── ФРАГМЕНТ ТЕКСТА ──

Диакон

Для кого-то «Титаник» – технотриллер. Крестникам же я объяснил, что мы идем на фильм о мужской чести. Тем, кто фильм так и не видел, напомню: мест в шлюпках не хватало на всех. Зная об этом – как поведут себя люди? Кто останется человеком, хоть и потонет в морской пучине, а кто, хоть и спасет свою плоть, но потонет в своей собственной низости?..

При чем тут мои мальчишки-крестники? Вроде бы крестный отец должен рассказывать своим воспитанникам о «божественном» и заботиться о спасении их душ, а тут речь идет о чем-то чисто человеческом, о чем-то, что вполне умещается в принципы совершенно светской этики...

Это правда – тут чисто человеческое. Но разве христианство расчеловечивает человека? Еще во втором столетии святой Ириней Лионский сказал, что грех людей (даже самых первых) состоял в том, что они – «Не став еще людьми, хотели стать богами». Не пройдя школу человеческой чести и вежливости, воспитанности и человечности – что ж говорить об «обожении»! Слишком часто я видел (в том числе и в зеркале) православных активистов, богословов, священнослужителей, монахов, которые своей жизнью не соответствуют элементарным требованиям порядочности, но при этом проповедуют о ничтожестве мирских ценностей (в том числе и нравственных) по сравнению с высотами Царствия Божия. Юный батюшка, уверенно «тыкающий» престарелым прихожанкам – пусть уж лучше он перед очередной проповедью, обличающей «антихристовы времена», посмотрит "Титаник"...

───
── ВЫДЕРЖКА ИЗ ДАННЫХ ──

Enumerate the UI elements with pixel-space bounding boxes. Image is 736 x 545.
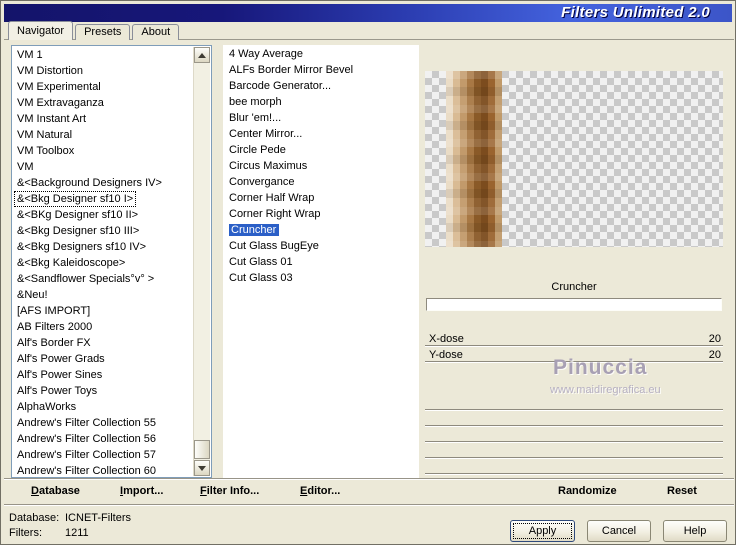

───

ЗАДАНИЕ К ВЫПОЛНЕНИЮ:
Пожалуйста, выпишите дословно из текста о фильме «Титаник» отрывок от слов «При чем тут» до слов «совершенно светской этики...» включительно.

ОТВЕТ НА ЗАДАНИЕ:
При чем тут мои мальчишки-крестники? Вроде бы крестный отец должен рассказывать своим воспитанникам о «божественном» и заботиться о спасении их душ, а тут речь идет о чем-то чисто человеческом, о чем-то, что вполне умещается в принципы совершенно светской этики...